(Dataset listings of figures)
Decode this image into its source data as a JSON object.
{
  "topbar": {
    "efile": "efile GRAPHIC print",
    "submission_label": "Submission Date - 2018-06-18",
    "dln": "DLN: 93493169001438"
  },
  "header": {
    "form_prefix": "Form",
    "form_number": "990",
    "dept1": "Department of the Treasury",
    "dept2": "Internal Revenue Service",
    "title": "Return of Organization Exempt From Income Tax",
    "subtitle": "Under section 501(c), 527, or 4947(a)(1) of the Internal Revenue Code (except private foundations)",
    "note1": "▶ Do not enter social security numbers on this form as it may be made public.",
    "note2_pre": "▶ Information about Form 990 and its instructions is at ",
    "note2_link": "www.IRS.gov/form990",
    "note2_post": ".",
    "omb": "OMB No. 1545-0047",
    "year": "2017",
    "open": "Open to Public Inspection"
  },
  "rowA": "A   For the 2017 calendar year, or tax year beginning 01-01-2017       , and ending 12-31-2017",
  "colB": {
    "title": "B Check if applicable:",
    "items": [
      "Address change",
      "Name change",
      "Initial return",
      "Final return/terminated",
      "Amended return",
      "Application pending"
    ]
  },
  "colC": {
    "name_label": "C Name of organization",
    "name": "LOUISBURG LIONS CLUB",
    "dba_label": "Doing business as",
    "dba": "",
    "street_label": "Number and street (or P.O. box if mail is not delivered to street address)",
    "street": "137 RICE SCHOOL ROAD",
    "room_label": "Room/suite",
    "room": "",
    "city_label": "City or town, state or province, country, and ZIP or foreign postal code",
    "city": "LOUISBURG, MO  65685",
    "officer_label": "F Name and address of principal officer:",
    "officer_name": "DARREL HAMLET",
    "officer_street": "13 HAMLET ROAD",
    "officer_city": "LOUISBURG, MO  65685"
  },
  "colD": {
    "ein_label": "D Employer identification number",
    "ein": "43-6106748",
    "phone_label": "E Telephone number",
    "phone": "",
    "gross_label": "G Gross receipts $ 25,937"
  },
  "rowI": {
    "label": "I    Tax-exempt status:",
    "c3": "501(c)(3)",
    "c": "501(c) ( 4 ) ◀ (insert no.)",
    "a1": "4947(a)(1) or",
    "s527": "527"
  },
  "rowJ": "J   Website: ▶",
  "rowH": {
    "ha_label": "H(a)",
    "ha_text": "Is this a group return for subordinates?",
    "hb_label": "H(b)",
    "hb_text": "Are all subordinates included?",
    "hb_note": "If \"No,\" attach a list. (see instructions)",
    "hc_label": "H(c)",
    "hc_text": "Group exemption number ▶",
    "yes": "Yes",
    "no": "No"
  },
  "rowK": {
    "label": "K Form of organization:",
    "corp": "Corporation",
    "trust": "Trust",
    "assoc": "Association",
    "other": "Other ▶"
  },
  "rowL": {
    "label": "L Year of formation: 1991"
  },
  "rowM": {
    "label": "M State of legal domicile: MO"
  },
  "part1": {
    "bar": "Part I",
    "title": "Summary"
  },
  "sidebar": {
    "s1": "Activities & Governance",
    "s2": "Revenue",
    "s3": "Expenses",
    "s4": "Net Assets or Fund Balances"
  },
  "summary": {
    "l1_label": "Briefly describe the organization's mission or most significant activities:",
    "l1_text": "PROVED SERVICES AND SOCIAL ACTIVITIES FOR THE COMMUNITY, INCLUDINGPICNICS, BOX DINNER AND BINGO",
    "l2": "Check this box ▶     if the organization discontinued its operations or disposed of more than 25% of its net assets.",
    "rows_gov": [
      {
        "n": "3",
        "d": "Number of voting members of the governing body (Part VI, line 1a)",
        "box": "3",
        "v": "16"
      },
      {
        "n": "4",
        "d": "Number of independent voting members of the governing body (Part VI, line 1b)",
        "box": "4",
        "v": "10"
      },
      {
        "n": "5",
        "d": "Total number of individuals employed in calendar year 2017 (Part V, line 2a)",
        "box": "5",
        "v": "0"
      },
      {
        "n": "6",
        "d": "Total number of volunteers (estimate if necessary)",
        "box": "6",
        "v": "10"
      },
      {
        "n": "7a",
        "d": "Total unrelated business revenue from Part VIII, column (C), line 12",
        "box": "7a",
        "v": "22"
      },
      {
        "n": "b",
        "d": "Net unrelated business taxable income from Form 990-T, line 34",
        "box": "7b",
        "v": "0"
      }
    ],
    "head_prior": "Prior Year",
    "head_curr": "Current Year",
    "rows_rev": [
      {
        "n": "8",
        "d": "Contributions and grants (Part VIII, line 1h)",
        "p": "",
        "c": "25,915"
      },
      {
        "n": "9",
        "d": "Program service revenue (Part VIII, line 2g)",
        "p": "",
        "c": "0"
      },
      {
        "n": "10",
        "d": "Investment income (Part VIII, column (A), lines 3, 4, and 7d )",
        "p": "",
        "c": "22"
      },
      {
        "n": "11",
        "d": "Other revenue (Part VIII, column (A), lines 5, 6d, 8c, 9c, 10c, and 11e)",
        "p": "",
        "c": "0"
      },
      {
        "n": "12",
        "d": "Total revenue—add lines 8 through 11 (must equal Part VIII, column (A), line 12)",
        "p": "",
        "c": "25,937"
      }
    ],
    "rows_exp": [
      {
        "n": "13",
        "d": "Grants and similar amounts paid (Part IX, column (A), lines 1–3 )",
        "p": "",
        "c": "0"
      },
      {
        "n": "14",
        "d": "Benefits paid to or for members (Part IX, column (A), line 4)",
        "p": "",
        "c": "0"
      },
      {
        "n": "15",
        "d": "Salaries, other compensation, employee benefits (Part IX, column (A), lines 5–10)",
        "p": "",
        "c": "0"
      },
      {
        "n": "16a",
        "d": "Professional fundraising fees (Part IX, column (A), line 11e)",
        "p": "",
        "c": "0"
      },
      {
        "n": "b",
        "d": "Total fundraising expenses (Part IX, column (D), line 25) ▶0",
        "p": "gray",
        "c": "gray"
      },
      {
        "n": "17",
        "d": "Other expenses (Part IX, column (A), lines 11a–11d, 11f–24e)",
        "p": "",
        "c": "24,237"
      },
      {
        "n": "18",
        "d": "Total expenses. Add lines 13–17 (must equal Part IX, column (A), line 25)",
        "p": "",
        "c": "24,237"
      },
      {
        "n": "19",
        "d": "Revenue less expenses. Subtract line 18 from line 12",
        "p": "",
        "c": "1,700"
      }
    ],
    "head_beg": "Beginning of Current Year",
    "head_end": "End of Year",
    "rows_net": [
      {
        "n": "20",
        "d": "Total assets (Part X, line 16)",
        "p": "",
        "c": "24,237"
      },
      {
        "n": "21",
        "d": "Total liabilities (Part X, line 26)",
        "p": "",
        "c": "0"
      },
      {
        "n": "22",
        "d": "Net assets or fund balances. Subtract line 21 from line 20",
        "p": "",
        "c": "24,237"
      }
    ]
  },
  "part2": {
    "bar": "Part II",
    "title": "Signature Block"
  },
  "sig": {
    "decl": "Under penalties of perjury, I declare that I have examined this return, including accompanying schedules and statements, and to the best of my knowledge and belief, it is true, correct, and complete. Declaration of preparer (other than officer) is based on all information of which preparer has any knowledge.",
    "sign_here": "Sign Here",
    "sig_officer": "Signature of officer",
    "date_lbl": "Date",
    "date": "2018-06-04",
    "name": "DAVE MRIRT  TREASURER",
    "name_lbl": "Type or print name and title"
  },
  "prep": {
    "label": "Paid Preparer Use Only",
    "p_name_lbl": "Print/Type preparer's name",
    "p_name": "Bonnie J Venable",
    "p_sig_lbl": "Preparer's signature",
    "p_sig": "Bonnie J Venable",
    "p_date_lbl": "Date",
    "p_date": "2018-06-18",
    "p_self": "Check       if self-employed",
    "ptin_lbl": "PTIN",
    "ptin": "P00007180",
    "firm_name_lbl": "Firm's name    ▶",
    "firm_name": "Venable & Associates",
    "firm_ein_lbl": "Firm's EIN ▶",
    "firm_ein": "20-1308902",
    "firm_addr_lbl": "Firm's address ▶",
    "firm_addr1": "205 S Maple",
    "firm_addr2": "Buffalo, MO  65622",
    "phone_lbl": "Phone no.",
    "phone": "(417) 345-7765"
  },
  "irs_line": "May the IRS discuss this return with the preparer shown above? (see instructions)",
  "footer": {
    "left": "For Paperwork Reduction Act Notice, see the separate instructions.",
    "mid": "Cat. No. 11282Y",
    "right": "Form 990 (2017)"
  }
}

Problem to solve:
Show every line in the records above that contains the word "subordinates".

The solution:
    "ha_text": "Is this a group return for subordinates?",
    "hb_text": "Are all subordinates included?",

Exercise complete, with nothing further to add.